### What you should do
Every record must be written out once more, with nothing added or omitted.

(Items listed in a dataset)
**********

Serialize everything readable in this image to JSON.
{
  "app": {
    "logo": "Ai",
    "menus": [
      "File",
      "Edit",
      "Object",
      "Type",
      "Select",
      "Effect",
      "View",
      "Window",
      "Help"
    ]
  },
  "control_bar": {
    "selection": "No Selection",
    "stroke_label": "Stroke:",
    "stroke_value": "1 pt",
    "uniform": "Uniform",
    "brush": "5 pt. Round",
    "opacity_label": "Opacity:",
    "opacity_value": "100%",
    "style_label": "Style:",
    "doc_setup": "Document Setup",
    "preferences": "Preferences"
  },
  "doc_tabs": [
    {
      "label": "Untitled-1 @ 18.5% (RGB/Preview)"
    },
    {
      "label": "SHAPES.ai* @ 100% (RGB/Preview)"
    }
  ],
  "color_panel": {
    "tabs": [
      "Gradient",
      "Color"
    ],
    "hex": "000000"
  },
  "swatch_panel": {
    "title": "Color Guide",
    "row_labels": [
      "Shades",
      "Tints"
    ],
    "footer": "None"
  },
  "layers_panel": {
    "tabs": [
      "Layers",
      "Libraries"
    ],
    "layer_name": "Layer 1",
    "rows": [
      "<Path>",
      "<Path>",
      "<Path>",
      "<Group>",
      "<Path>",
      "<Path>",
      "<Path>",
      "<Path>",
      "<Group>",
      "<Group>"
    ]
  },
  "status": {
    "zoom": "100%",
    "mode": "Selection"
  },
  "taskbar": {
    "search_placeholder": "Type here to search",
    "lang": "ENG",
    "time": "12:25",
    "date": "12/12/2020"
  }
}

**********

### Result for this exercise
Serialize everything readable in this image to JSON.
{
  "app": {
    "logo": "Ai",
    "menus": [
      "File",
      "Edit",
      "Object",
      "Type",
      "Select",
      "Effect",
      "View",
      "Window",
      "Help"
    ]
  },
  "control_bar": {
    "selection": "No Selection",
    "stroke_label": "Stroke:",
    "stroke_value": "1 pt",
    "uniform": "Uniform",
    "brush": "5 pt. Round",
    "opacity_label": "Opacity:",
    "opacity_value": "100%",
    "style_label": "Style:",
    "doc_setup": "Document Setup",
    "preferences": "Preferences"
  },
  "doc_tabs": [
    {
      "label": "Untitled-1 @ 18.5% (RGB/Preview)"
    },
    {
      "label": "SHAPES.ai* @ 100% (RGB/Preview)"
    }
  ],
  "color_panel": {
    "tabs": [
      "Gradient",
      "Color"
    ],
    "hex": "000000"
  },
  "swatch_panel": {
    "title": "Color Guide",
    "row_labels": [
      "Shades",
      "Tints"
    ],
    "footer": "None"
  },
  "layers_panel": {
    "tabs": [
      "Layers",
      "Libraries"
    ],
    "layer_name": "Layer 1",
    "rows": [
      "<Path>",
      "<Path>",
      "<Path>",
      "<Group>",
      "<Path>",
      "<Path>",
      "<Path>",
      "<Path>",
      "<Group>",
      "<Group>"
    ]
  },
  "status": {
    "zoom": "100%",
    "mode": "Selection"
  },
  "taskbar": {
    "search_placeholder": "Type here to search",
    "lang": "ENG",
    "time": "12:25",
    "date": "12/12/2020"
  }
}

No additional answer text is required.